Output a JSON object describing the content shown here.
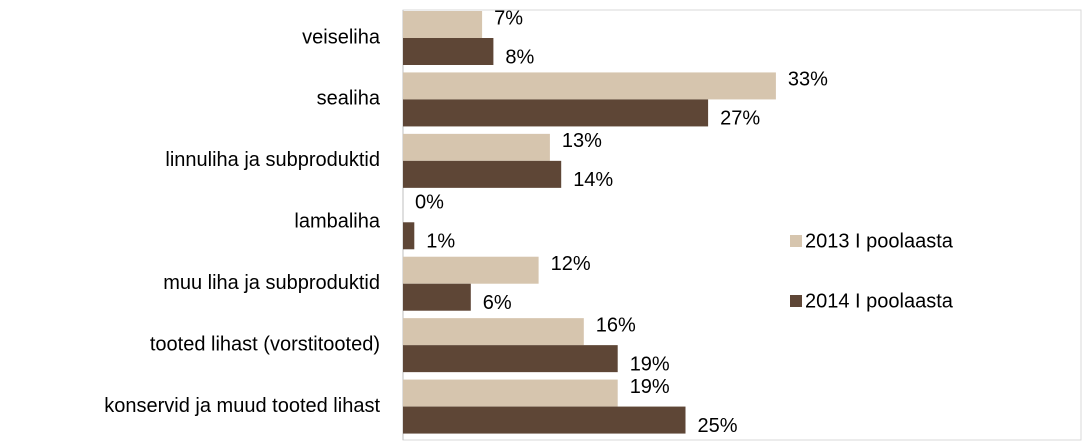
{
  "chart_data": {
    "type": "hbar",
    "categories": [
      "veiseliha",
      "sealiha",
      "linnuliha ja subproduktid",
      "lambaliha",
      "muu liha ja subproduktid",
      "tooted lihast (vorstitooted)",
      "konservid ja muud tooted lihast"
    ],
    "series": [
      {
        "name": "2013 I poolaasta",
        "color": "#d6c5ae",
        "values": [
          7,
          33,
          13,
          0,
          12,
          16,
          19
        ],
        "value_labels": [
          "7%",
          "33%",
          "13%",
          "0%",
          "12%",
          "16%",
          "19%"
        ]
      },
      {
        "name": "2014 I poolaasta",
        "color": "#5e4636",
        "values": [
          8,
          27,
          14,
          1,
          6,
          19,
          25
        ],
        "value_labels": [
          "8%",
          "27%",
          "14%",
          "1%",
          "6%",
          "19%",
          "25%"
        ]
      }
    ],
    "xlim": [
      0,
      60
    ],
    "legend": "right"
  }
}
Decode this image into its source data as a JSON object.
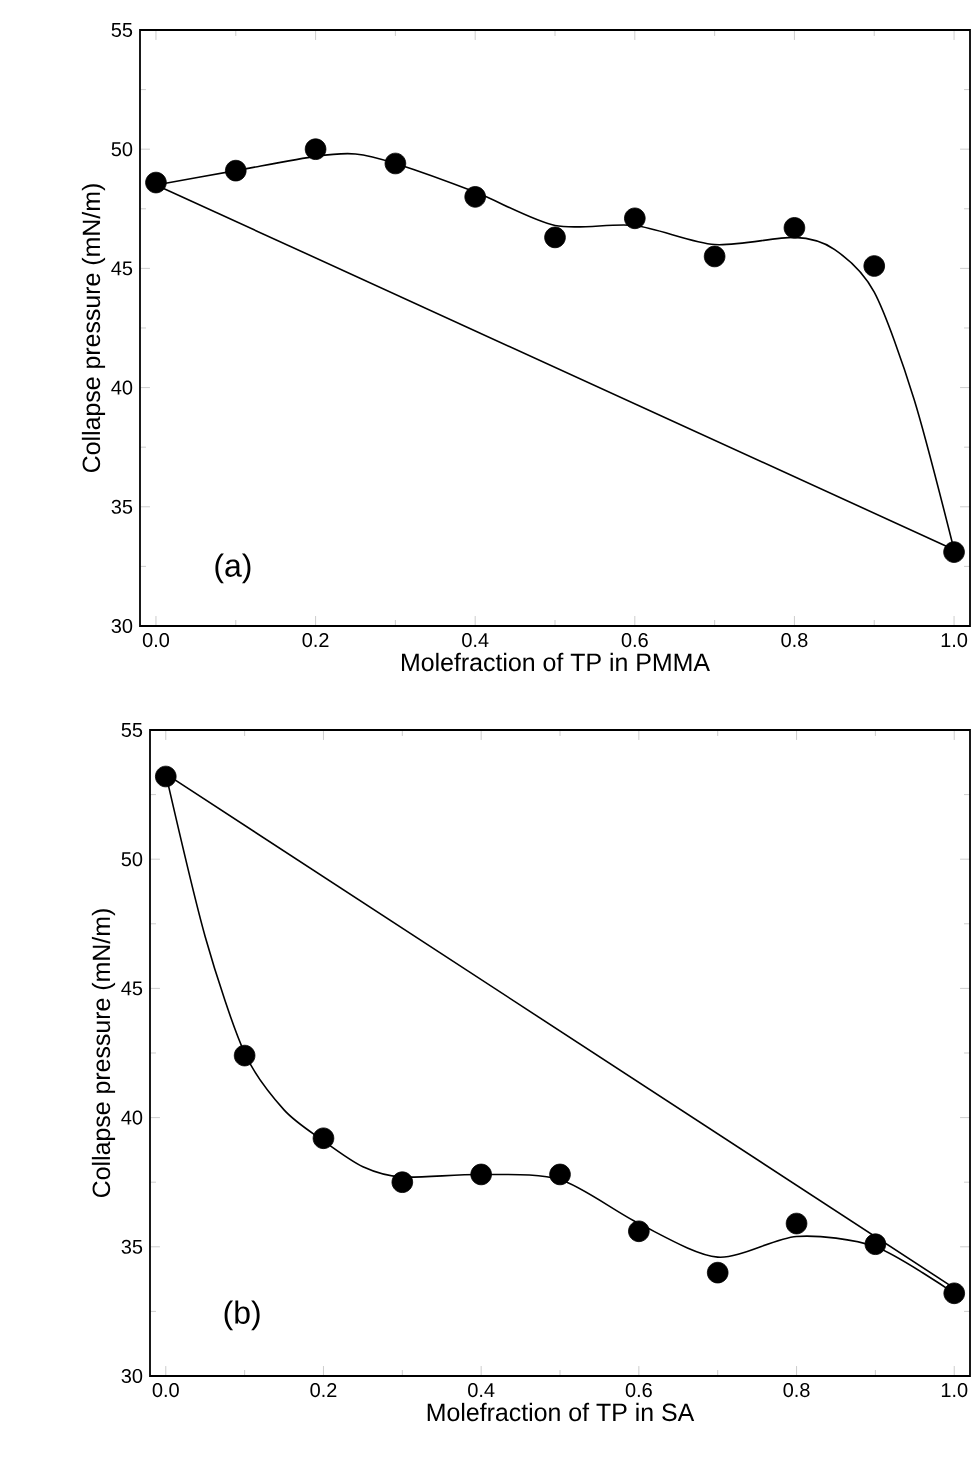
{
  "chart_data": [
    {
      "type": "scatter",
      "xlabel": "Molefraction of TP in PMMA",
      "ylabel": "Collapse pressure (mN/m)",
      "annotations": [
        "(a)"
      ],
      "xlim": [
        -0.02,
        1.02
      ],
      "ylim": [
        30,
        55
      ],
      "xticks": [
        {
          "value": 0,
          "label": "0.0"
        },
        {
          "value": 0.2,
          "label": "0.2"
        },
        {
          "value": 0.4,
          "label": "0.4"
        },
        {
          "value": 0.6,
          "label": "0.6"
        },
        {
          "value": 0.8,
          "label": "0.8"
        },
        {
          "value": 1,
          "label": "1.0"
        }
      ],
      "yticks": [
        30,
        35,
        40,
        45,
        50,
        55
      ],
      "series": [
        {
          "marker": "circle",
          "color": "#000000",
          "x": [
            0,
            0.1,
            0.2,
            0.3,
            0.4,
            0.5,
            0.6,
            0.7,
            0.8,
            0.9,
            1.0
          ],
          "values": [
            48.6,
            49.1,
            50.0,
            49.4,
            48.0,
            46.3,
            47.1,
            45.5,
            46.7,
            45.1,
            33.1
          ]
        },
        {
          "type": "line",
          "marker": "none",
          "color": "#000000",
          "x": [
            0,
            0.1,
            0.2,
            0.25,
            0.3,
            0.4,
            0.5,
            0.6,
            0.7,
            0.8,
            0.85,
            0.9,
            0.95,
            1.0
          ],
          "values": [
            48.5,
            49.1,
            49.7,
            49.8,
            49.4,
            48.2,
            46.8,
            46.8,
            46.0,
            46.3,
            45.8,
            44.0,
            39.5,
            33.2
          ]
        },
        {
          "type": "line",
          "marker": "none",
          "color": "#000000",
          "x": [
            0,
            1
          ],
          "values": [
            48.5,
            33.2
          ]
        }
      ]
    },
    {
      "type": "scatter",
      "xlabel": "Molefraction of TP in SA",
      "ylabel": "Collapse pressure (mN/m)",
      "annotations": [
        "(b)"
      ],
      "xlim": [
        -0.02,
        1.02
      ],
      "ylim": [
        30,
        55
      ],
      "xticks": [
        {
          "value": 0,
          "label": "0.0"
        },
        {
          "value": 0.2,
          "label": "0.2"
        },
        {
          "value": 0.4,
          "label": "0.4"
        },
        {
          "value": 0.6,
          "label": "0.6"
        },
        {
          "value": 0.8,
          "label": "0.8"
        },
        {
          "value": 1,
          "label": "1.0"
        }
      ],
      "yticks": [
        30,
        35,
        40,
        45,
        50,
        55
      ],
      "series": [
        {
          "marker": "circle",
          "color": "#000000",
          "x": [
            0,
            0.1,
            0.2,
            0.3,
            0.4,
            0.5,
            0.6,
            0.7,
            0.8,
            0.9,
            1.0
          ],
          "values": [
            53.2,
            42.4,
            39.2,
            37.5,
            37.8,
            37.8,
            35.6,
            34.0,
            35.9,
            35.1,
            33.2
          ]
        },
        {
          "type": "line",
          "marker": "none",
          "color": "#000000",
          "x": [
            0,
            0.05,
            0.1,
            0.15,
            0.2,
            0.25,
            0.3,
            0.4,
            0.5,
            0.6,
            0.7,
            0.8,
            0.9,
            1.0
          ],
          "values": [
            53.3,
            47.0,
            42.5,
            40.3,
            39.1,
            38.1,
            37.7,
            37.8,
            37.6,
            35.9,
            34.6,
            35.4,
            35.0,
            33.2
          ]
        },
        {
          "type": "line",
          "marker": "none",
          "color": "#000000",
          "x": [
            0,
            1
          ],
          "values": [
            53.3,
            33.4
          ]
        }
      ]
    }
  ]
}
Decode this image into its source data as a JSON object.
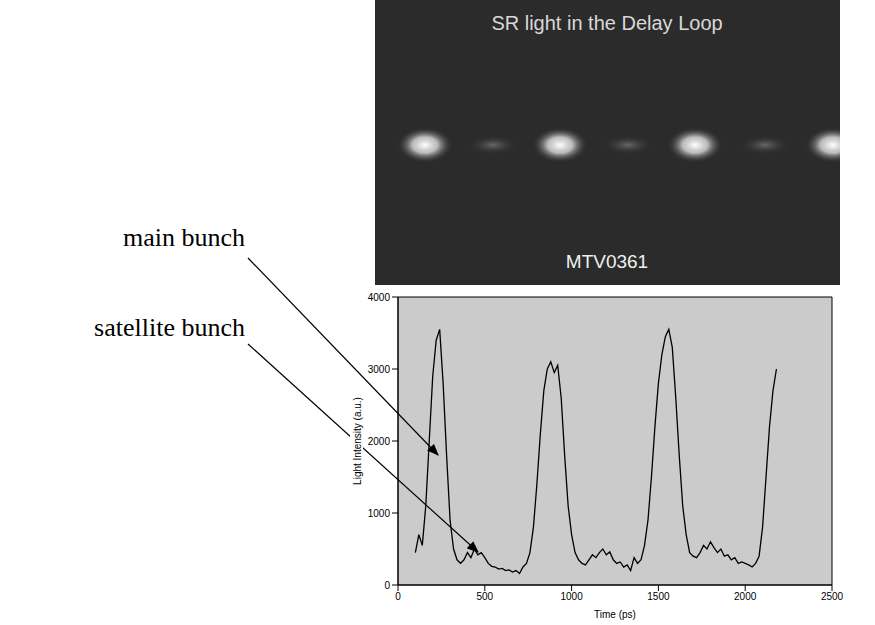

What is needed:
Reproduce all of the entries word for word, skipping any pictures they hold.

Output for this exercise:
Output a JSON object describing the content shown here.
{
  "chart_data": {
    "type": "hbar",
    "categories": [
      "veiseliha",
      "sealiha",
      "linnuliha ja subproduktid",
      "lambaliha",
      "muu liha ja subproduktid",
      "tooted lihast (vorstitooted)",
      "konservid ja muud tooted lihast"
    ],
    "series": [
      {
        "name": "2013 I poolaasta",
        "color": "#d6c5ae",
        "values": [
          7,
          33,
          13,
          0,
          12,
          16,
          19
        ],
        "value_labels": [
          "7%",
          "33%",
          "13%",
          "0%",
          "12%",
          "16%",
          "19%"
        ]
      },
      {
        "name": "2014 I poolaasta",
        "color": "#5e4636",
        "values": [
          8,
          27,
          14,
          1,
          6,
          19,
          25
        ],
        "value_labels": [
          "8%",
          "27%",
          "14%",
          "1%",
          "6%",
          "19%",
          "25%"
        ]
      }
    ],
    "xlim": [
      0,
      60
    ],
    "legend": "right"
  }
}
Decode this image into its source data as a JSON object.
{
  "chart_data": [
    {
      "type": "scatter",
      "xlabel": "Molefraction of TP in PMMA",
      "ylabel": "Collapse pressure (mN/m)",
      "annotations": [
        "(a)"
      ],
      "xlim": [
        -0.02,
        1.02
      ],
      "ylim": [
        30,
        55
      ],
      "xticks": [
        {
          "value": 0,
          "label": "0.0"
        },
        {
          "value": 0.2,
          "label": "0.2"
        },
        {
          "value": 0.4,
          "label": "0.4"
        },
        {
          "value": 0.6,
          "label": "0.6"
        },
        {
          "value": 0.8,
          "label": "0.8"
        },
        {
          "value": 1,
          "label": "1.0"
        }
      ],
      "yticks": [
        30,
        35,
        40,
        45,
        50,
        55
      ],
      "series": [
        {
          "marker": "circle",
          "color": "#000000",
          "x": [
            0,
            0.1,
            0.2,
            0.3,
            0.4,
            0.5,
            0.6,
            0.7,
            0.8,
            0.9,
            1.0
          ],
          "values": [
            48.6,
            49.1,
            50.0,
            49.4,
            48.0,
            46.3,
            47.1,
            45.5,
            46.7,
            45.1,
            33.1
          ]
        },
        {
          "type": "line",
          "marker": "none",
          "color": "#000000",
          "x": [
            0,
            0.1,
            0.2,
            0.25,
            0.3,
            0.4,
            0.5,
            0.6,
            0.7,
            0.8,
            0.85,
            0.9,
            0.95,
            1.0
          ],
          "values": [
            48.5,
            49.1,
            49.7,
            49.8,
            49.4,
            48.2,
            46.8,
            46.8,
            46.0,
            46.3,
            45.8,
            44.0,
            39.5,
            33.2
          ]
        },
        {
          "type": "line",
          "marker": "none",
          "color": "#000000",
          "x": [
            0,
            1
          ],
          "values": [
            48.5,
            33.2
          ]
        }
      ]
    },
    {
      "type": "scatter",
      "xlabel": "Molefraction of TP in SA",
      "ylabel": "Collapse pressure (mN/m)",
      "annotations": [
        "(b)"
      ],
      "xlim": [
        -0.02,
        1.02
      ],
      "ylim": [
        30,
        55
      ],
      "xticks": [
        {
          "value": 0,
          "label": "0.0"
        },
        {
          "value": 0.2,
          "label": "0.2"
        },
        {
          "value": 0.4,
          "label": "0.4"
        },
        {
          "value": 0.6,
          "label": "0.6"
        },
        {
          "value": 0.8,
          "label": "0.8"
        },
        {
          "value": 1,
          "label": "1.0"
        }
      ],
      "yticks": [
        30,
        35,
        40,
        45,
        50,
        55
      ],
      "series": [
        {
          "marker": "circle",
          "color": "#000000",
          "x": [
            0,
            0.1,
            0.2,
            0.3,
            0.4,
            0.5,
            0.6,
            0.7,
            0.8,
            0.9,
            1.0
          ],
          "values": [
            53.2,
            42.4,
            39.2,
            37.5,
            37.8,
            37.8,
            35.6,
            34.0,
            35.9,
            35.1,
            33.2
          ]
        },
        {
          "type": "line",
          "marker": "none",
          "color": "#000000",
          "x": [
            0,
            0.05,
            0.1,
            0.15,
            0.2,
            0.25,
            0.3,
            0.4,
            0.5,
            0.6,
            0.7,
            0.8,
            0.9,
            1.0
          ],
          "values": [
            53.3,
            47.0,
            42.5,
            40.3,
            39.1,
            38.1,
            37.7,
            37.8,
            37.6,
            35.9,
            34.6,
            35.4,
            35.0,
            33.2
          ]
        },
        {
          "type": "line",
          "marker": "none",
          "color": "#000000",
          "x": [
            0,
            1
          ],
          "values": [
            53.3,
            33.4
          ]
        }
      ]
    }
  ]
}
Decode this image into its source data as a JSON object.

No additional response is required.